### YOUR INSTRUCTIONS
Reproduce each of the items below verbatim, keeping every line and its order unchanged.

[Items from a data source]
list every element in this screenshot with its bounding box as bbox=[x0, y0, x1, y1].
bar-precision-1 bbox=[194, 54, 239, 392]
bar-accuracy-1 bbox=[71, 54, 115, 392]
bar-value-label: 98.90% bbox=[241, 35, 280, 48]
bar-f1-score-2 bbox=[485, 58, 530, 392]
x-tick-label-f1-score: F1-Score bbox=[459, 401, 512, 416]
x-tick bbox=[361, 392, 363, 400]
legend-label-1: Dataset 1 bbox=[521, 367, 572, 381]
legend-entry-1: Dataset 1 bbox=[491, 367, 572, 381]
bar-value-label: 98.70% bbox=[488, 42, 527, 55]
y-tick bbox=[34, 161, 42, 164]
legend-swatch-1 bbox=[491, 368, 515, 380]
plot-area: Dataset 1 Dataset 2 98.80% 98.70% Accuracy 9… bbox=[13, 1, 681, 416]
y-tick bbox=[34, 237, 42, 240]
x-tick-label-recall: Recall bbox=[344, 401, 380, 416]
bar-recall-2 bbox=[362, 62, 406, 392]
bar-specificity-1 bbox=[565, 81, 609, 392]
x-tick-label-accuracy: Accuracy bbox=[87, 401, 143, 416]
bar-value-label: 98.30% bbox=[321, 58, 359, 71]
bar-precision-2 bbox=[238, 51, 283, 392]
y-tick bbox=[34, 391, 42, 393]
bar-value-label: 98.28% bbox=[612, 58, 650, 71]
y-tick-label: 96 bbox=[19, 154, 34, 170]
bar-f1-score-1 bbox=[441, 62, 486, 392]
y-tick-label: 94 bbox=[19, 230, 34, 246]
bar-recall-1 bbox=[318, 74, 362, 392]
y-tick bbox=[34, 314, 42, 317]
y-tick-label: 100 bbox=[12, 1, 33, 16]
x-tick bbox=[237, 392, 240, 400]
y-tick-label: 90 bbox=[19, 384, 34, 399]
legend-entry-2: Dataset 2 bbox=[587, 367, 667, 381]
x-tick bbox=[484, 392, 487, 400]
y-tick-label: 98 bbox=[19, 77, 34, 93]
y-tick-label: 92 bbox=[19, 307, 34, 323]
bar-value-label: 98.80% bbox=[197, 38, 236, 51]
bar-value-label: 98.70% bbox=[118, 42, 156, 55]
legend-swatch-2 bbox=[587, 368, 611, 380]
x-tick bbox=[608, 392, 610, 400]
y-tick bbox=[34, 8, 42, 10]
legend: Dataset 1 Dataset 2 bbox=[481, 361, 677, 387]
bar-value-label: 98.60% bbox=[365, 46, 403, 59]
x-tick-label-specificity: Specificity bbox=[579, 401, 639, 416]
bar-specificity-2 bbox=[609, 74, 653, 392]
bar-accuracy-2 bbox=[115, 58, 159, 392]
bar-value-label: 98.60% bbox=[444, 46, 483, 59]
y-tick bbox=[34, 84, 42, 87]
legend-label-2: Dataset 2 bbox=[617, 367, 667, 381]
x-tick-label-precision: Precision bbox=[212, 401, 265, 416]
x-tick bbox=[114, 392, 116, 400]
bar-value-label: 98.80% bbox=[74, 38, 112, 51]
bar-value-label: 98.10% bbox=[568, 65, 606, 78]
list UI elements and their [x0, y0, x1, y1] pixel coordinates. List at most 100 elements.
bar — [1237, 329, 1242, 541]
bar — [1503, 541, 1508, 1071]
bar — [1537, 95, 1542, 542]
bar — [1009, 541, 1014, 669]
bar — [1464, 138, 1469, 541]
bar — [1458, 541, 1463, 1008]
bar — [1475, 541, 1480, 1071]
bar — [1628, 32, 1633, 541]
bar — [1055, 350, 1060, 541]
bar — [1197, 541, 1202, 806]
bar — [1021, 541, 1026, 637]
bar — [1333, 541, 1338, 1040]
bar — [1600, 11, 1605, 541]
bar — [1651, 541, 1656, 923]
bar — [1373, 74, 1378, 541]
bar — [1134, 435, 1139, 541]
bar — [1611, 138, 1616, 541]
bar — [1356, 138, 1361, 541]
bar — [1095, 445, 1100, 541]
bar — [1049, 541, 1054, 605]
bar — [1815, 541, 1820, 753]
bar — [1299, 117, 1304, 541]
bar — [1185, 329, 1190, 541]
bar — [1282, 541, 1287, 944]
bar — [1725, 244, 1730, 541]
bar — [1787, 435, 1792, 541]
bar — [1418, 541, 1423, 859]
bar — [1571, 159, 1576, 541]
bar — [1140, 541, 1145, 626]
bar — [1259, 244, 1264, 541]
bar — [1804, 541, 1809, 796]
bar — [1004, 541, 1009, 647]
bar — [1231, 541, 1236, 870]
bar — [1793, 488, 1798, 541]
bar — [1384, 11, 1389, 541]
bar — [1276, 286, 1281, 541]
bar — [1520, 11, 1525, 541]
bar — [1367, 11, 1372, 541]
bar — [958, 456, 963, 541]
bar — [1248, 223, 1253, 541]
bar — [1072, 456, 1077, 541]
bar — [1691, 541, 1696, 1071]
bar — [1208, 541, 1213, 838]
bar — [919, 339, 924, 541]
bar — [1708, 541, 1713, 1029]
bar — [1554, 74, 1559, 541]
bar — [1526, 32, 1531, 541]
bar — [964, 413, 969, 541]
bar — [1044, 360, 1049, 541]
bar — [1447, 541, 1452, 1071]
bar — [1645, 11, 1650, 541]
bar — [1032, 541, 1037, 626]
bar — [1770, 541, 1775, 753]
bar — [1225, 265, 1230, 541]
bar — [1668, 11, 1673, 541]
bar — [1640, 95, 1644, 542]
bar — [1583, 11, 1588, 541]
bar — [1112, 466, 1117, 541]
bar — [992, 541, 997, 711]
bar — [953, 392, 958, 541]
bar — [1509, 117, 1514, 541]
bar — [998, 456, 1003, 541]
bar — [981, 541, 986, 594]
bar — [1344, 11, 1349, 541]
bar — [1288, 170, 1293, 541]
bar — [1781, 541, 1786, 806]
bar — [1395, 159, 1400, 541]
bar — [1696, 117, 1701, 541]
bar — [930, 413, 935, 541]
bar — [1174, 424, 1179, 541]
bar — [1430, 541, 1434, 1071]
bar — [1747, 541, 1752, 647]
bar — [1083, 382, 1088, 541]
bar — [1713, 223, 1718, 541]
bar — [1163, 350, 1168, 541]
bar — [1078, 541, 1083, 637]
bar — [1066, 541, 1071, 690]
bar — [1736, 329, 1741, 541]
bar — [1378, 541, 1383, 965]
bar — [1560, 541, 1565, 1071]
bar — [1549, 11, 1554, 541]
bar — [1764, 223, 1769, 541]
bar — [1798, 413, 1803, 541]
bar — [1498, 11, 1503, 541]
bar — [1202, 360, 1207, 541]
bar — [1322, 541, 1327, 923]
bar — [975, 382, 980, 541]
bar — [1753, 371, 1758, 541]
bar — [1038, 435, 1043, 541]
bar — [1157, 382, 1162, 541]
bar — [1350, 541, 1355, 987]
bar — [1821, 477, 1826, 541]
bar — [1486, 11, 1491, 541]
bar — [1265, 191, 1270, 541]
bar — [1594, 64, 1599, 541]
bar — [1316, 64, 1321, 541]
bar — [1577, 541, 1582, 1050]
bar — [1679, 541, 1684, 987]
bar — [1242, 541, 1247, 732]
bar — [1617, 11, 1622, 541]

### SOLUTION TO THE PROBLEM
list every element in this screenshot with its bounding box as bbox=[x0, y0, x1, y1].
bar-precision-1 bbox=[194, 54, 239, 392]
bar-accuracy-1 bbox=[71, 54, 115, 392]
bar-value-label: 98.90% bbox=[241, 35, 280, 48]
bar-f1-score-2 bbox=[485, 58, 530, 392]
x-tick-label-f1-score: F1-Score bbox=[459, 401, 512, 416]
x-tick bbox=[361, 392, 363, 400]
legend-label-1: Dataset 1 bbox=[521, 367, 572, 381]
legend-entry-1: Dataset 1 bbox=[491, 367, 572, 381]
bar-value-label: 98.70% bbox=[488, 42, 527, 55]
y-tick bbox=[34, 161, 42, 164]
legend-swatch-1 bbox=[491, 368, 515, 380]
plot-area: Dataset 1 Dataset 2 98.80% 98.70% Accuracy 9… bbox=[13, 1, 681, 416]
y-tick bbox=[34, 237, 42, 240]
x-tick-label-recall: Recall bbox=[344, 401, 380, 416]
bar-recall-2 bbox=[362, 62, 406, 392]
bar-specificity-1 bbox=[565, 81, 609, 392]
x-tick-label-accuracy: Accuracy bbox=[87, 401, 143, 416]
bar-value-label: 98.30% bbox=[321, 58, 359, 71]
bar-precision-2 bbox=[238, 51, 283, 392]
y-tick bbox=[34, 391, 42, 393]
bar-value-label: 98.28% bbox=[612, 58, 650, 71]
y-tick-label: 96 bbox=[19, 154, 34, 170]
bar-f1-score-1 bbox=[441, 62, 486, 392]
y-tick-label: 94 bbox=[19, 230, 34, 246]
bar-recall-1 bbox=[318, 74, 362, 392]
y-tick bbox=[34, 314, 42, 317]
y-tick-label: 100 bbox=[12, 1, 33, 16]
x-tick bbox=[237, 392, 240, 400]
y-tick-label: 90 bbox=[19, 384, 34, 399]
legend-entry-2: Dataset 2 bbox=[587, 367, 667, 381]
x-tick bbox=[484, 392, 487, 400]
y-tick-label: 98 bbox=[19, 77, 34, 93]
y-tick-label: 92 bbox=[19, 307, 34, 323]
bar-value-label: 98.80% bbox=[197, 38, 236, 51]
bar-value-label: 98.70% bbox=[118, 42, 156, 55]
legend-swatch-2 bbox=[587, 368, 611, 380]
x-tick bbox=[608, 392, 610, 400]
y-tick bbox=[34, 8, 42, 10]
legend: Dataset 1 Dataset 2 bbox=[481, 361, 677, 387]
bar-value-label: 98.60% bbox=[365, 46, 403, 59]
x-tick-label-specificity: Specificity bbox=[579, 401, 639, 416]
bar-specificity-2 bbox=[609, 74, 653, 392]
bar-accuracy-2 bbox=[115, 58, 159, 392]
bar-value-label: 98.60% bbox=[444, 46, 483, 59]
y-tick bbox=[34, 84, 42, 87]
legend-label-2: Dataset 2 bbox=[617, 367, 667, 381]
x-tick-label-precision: Precision bbox=[212, 401, 265, 416]
x-tick bbox=[114, 392, 116, 400]
bar-value-label: 98.80% bbox=[74, 38, 112, 51]
bar-value-label: 98.10% bbox=[568, 65, 606, 78]
list UI elements and their [x0, y0, x1, y1] pixel coordinates. List at most 100 elements.
bar — [1237, 329, 1242, 541]
bar — [1503, 541, 1508, 1071]
bar — [1537, 95, 1542, 542]
bar — [1009, 541, 1014, 669]
bar — [1464, 138, 1469, 541]
bar — [1458, 541, 1463, 1008]
bar — [1475, 541, 1480, 1071]
bar — [1628, 32, 1633, 541]
bar — [1055, 350, 1060, 541]
bar — [1197, 541, 1202, 806]
bar — [1021, 541, 1026, 637]
bar — [1333, 541, 1338, 1040]
bar — [1600, 11, 1605, 541]
bar — [1651, 541, 1656, 923]
bar — [1373, 74, 1378, 541]
bar — [1134, 435, 1139, 541]
bar — [1611, 138, 1616, 541]
bar — [1356, 138, 1361, 541]
bar — [1095, 445, 1100, 541]
bar — [1049, 541, 1054, 605]
bar — [1815, 541, 1820, 753]
bar — [1299, 117, 1304, 541]
bar — [1185, 329, 1190, 541]
bar — [1282, 541, 1287, 944]
bar — [1725, 244, 1730, 541]
bar — [1787, 435, 1792, 541]
bar — [1418, 541, 1423, 859]
bar — [1571, 159, 1576, 541]
bar — [1140, 541, 1145, 626]
bar — [1259, 244, 1264, 541]
bar — [1804, 541, 1809, 796]
bar — [1004, 541, 1009, 647]
bar — [1231, 541, 1236, 870]
bar — [1793, 488, 1798, 541]
bar — [1384, 11, 1389, 541]
bar — [1276, 286, 1281, 541]
bar — [1520, 11, 1525, 541]
bar — [1367, 11, 1372, 541]
bar — [958, 456, 963, 541]
bar — [1248, 223, 1253, 541]
bar — [1072, 456, 1077, 541]
bar — [1691, 541, 1696, 1071]
bar — [1208, 541, 1213, 838]
bar — [919, 339, 924, 541]
bar — [1708, 541, 1713, 1029]
bar — [1554, 74, 1559, 541]
bar — [1526, 32, 1531, 541]
bar — [964, 413, 969, 541]
bar — [1044, 360, 1049, 541]
bar — [1447, 541, 1452, 1071]
bar — [1645, 11, 1650, 541]
bar — [1032, 541, 1037, 626]
bar — [1770, 541, 1775, 753]
bar — [1225, 265, 1230, 541]
bar — [1668, 11, 1673, 541]
bar — [1640, 95, 1644, 542]
bar — [1583, 11, 1588, 541]
bar — [1112, 466, 1117, 541]
bar — [992, 541, 997, 711]
bar — [953, 392, 958, 541]
bar — [1509, 117, 1514, 541]
bar — [998, 456, 1003, 541]
bar — [981, 541, 986, 594]
bar — [1344, 11, 1349, 541]
bar — [1288, 170, 1293, 541]
bar — [1781, 541, 1786, 806]
bar — [1395, 159, 1400, 541]
bar — [1696, 117, 1701, 541]
bar — [930, 413, 935, 541]
bar — [1174, 424, 1179, 541]
bar — [1430, 541, 1434, 1071]
bar — [1747, 541, 1752, 647]
bar — [1083, 382, 1088, 541]
bar — [1713, 223, 1718, 541]
bar — [1163, 350, 1168, 541]
bar — [1078, 541, 1083, 637]
bar — [1066, 541, 1071, 690]
bar — [1736, 329, 1741, 541]
bar — [1378, 541, 1383, 965]
bar — [1560, 541, 1565, 1071]
bar — [1549, 11, 1554, 541]
bar — [1764, 223, 1769, 541]
bar — [1798, 413, 1803, 541]
bar — [1498, 11, 1503, 541]
bar — [1202, 360, 1207, 541]
bar — [1322, 541, 1327, 923]
bar — [975, 382, 980, 541]
bar — [1753, 371, 1758, 541]
bar — [1038, 435, 1043, 541]
bar — [1157, 382, 1162, 541]
bar — [1350, 541, 1355, 987]
bar — [1821, 477, 1826, 541]
bar — [1486, 11, 1491, 541]
bar — [1265, 191, 1270, 541]
bar — [1594, 64, 1599, 541]
bar — [1316, 64, 1321, 541]
bar — [1577, 541, 1582, 1050]
bar — [1679, 541, 1684, 987]
bar — [1242, 541, 1247, 732]
bar — [1617, 11, 1622, 541]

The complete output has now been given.